Using the listing below, select the lines with the word "Safety" and copy them.

→ **Records from a data collection**:
————————

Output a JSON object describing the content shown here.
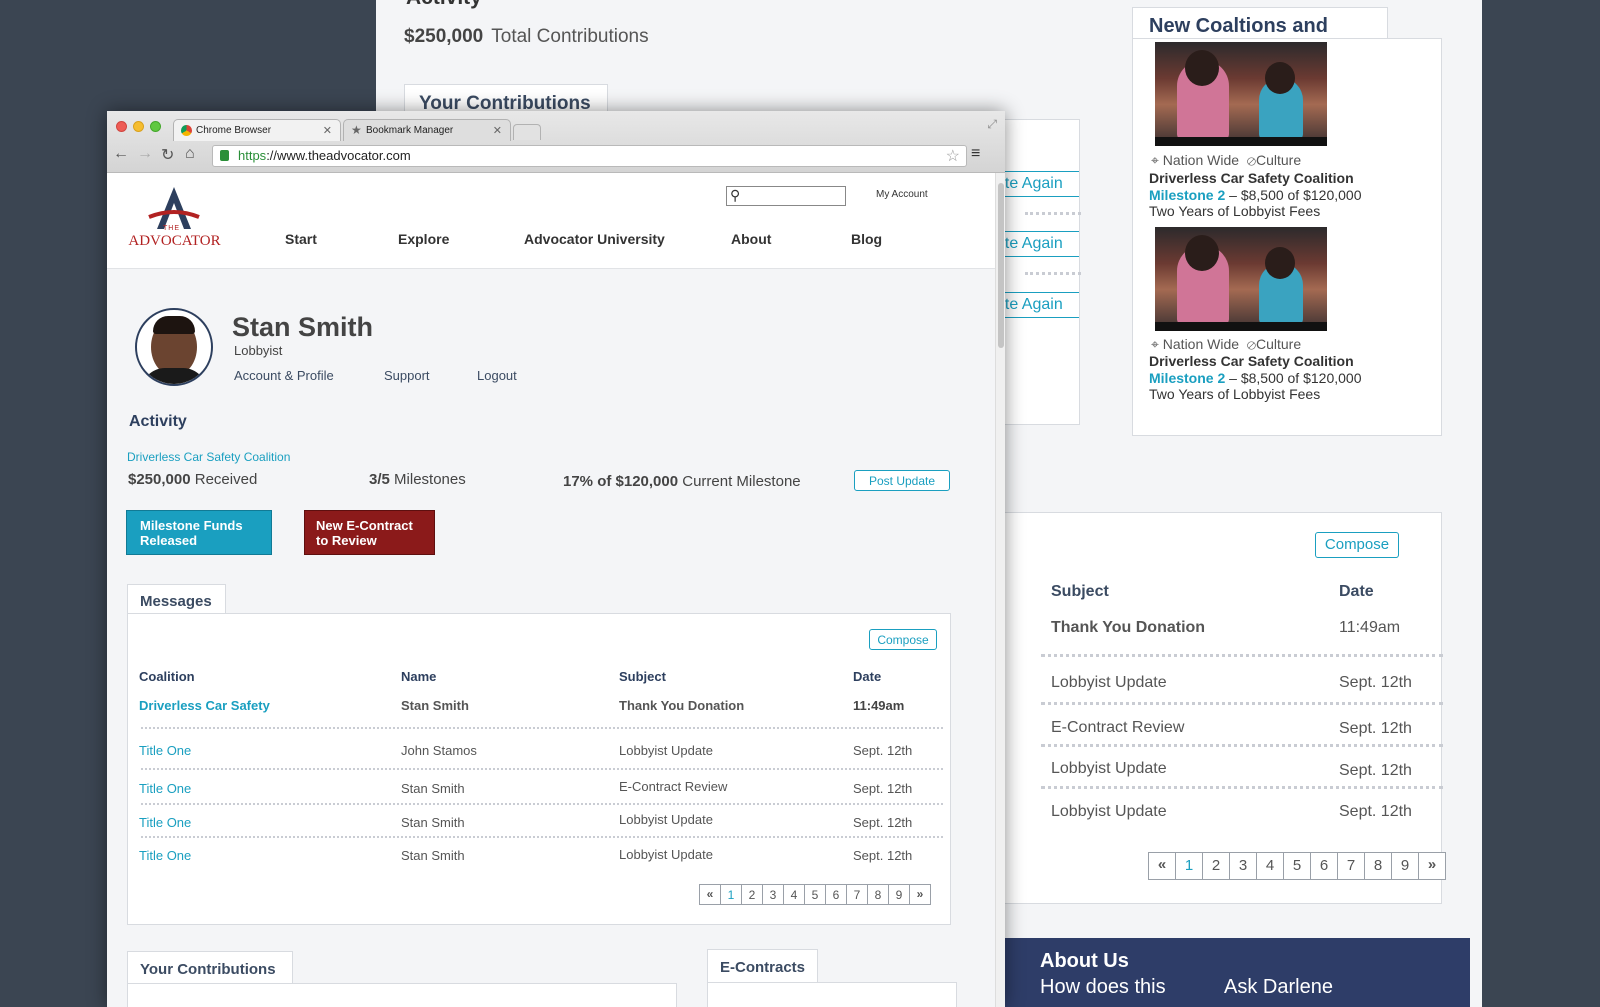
{
  "background_page": {
    "activity_title": "Activity",
    "total_amount": "$250,000",
    "total_label": "Total Contributions",
    "contributions_tab": "Your Contributions",
    "donate_again_label": "ate Again",
    "new_coalitions": {
      "title": "New Coaltions and PACS",
      "cards": [
        {
          "location": "Nation Wide",
          "category": "Culture",
          "title": "Driverless Car Safety Coalition",
          "milestone_label": "Milestone 2",
          "milestone_text": " – $8,500 of $120,000",
          "fees": "Two Years of Lobbyist Fees"
        },
        {
          "location": "Nation Wide",
          "category": "Culture",
          "title": "Driverless Car Safety Coalition",
          "milestone_label": "Milestone 2",
          "milestone_text": " – $8,500 of $120,000",
          "fees": "Two Years of Lobbyist Fees"
        }
      ]
    },
    "messages": {
      "compose_label": "Compose",
      "headers": {
        "subject": "Subject",
        "date": "Date"
      },
      "rows": [
        {
          "subject": "Thank You Donation",
          "date": "11:49am"
        },
        {
          "subject": "Lobbyist Update",
          "date": "Sept. 12th"
        },
        {
          "subject": "E-Contract Review",
          "date": "Sept. 12th"
        },
        {
          "subject": "Lobbyist Update",
          "date": "Sept. 12th"
        },
        {
          "subject": "Lobbyist Update",
          "date": "Sept. 12th"
        }
      ],
      "pages": [
        "1",
        "2",
        "3",
        "4",
        "5",
        "6",
        "7",
        "8",
        "9"
      ],
      "first": "«",
      "last": "»"
    },
    "footer": {
      "about": "About Us",
      "link1": "How does this",
      "link2": "Ask Darlene"
    }
  },
  "browser": {
    "tabs": [
      {
        "label": "Chrome Browser"
      },
      {
        "label": "Bookmark Manager"
      }
    ],
    "url_scheme": "https",
    "url_rest": "://www.theadvocator.com"
  },
  "site": {
    "logo_top": "THE",
    "logo_name": "ADVOCATOR",
    "search_placeholder": "",
    "my_account": "My Account",
    "nav": [
      "Start",
      "Explore",
      "Advocator University",
      "About",
      "Blog"
    ],
    "profile": {
      "name": "Stan Smith",
      "role": "Lobbyist",
      "links": [
        "Account & Profile",
        "Support",
        "Logout"
      ]
    },
    "activity": {
      "title": "Activity",
      "coalition_link": "Driverless Car Safety Coalition",
      "received_amount": "$250,000",
      "received_label": "Received",
      "milestones_count": "3/5",
      "milestones_label": "Milestones",
      "current_amount": "17% of $120,000",
      "current_label": "Current Milestone",
      "post_update": "Post Update",
      "btn_released": "Milestone Funds Released",
      "btn_econtract": "New E-Contract to Review"
    },
    "messages": {
      "tab": "Messages",
      "compose": "Compose",
      "headers": {
        "coalition": "Coalition",
        "name": "Name",
        "subject": "Subject",
        "date": "Date"
      },
      "rows": [
        {
          "coalition": "Driverless Car Safety",
          "name": "Stan Smith",
          "subject": "Thank You Donation",
          "date": "11:49am",
          "bold": true
        },
        {
          "coalition": "Title One",
          "name": "John Stamos",
          "subject": "Lobbyist Update",
          "date": "Sept. 12th",
          "bold": false
        },
        {
          "coalition": "Title One",
          "name": "Stan Smith",
          "subject": "E-Contract Review",
          "date": "Sept. 12th",
          "bold": false
        },
        {
          "coalition": "Title One",
          "name": "Stan Smith",
          "subject": "Lobbyist Update",
          "date": "Sept. 12th",
          "bold": false
        },
        {
          "coalition": "Title One",
          "name": "Stan Smith",
          "subject": "Lobbyist Update",
          "date": "Sept. 12th",
          "bold": false
        }
      ],
      "pages": [
        "1",
        "2",
        "3",
        "4",
        "5",
        "6",
        "7",
        "8",
        "9"
      ],
      "first": "«",
      "last": "»"
    },
    "bottom_tabs": {
      "contributions": "Your Contributions",
      "econtracts": "E-Contracts"
    }
  },
  "colors": {
    "accent": "#1a9fc0",
    "navy": "#2d3f5e",
    "red": "#8b1a1a",
    "footer": "#2e3d68"
  }
}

————————

→ **Exercise answer**:
          "title": "Driverless Car Safety Coalition",
          "title": "Driverless Car Safety Coalition",
      "coalition_link": "Driverless Car Safety Coalition",
          "coalition": "Driverless Car Safety",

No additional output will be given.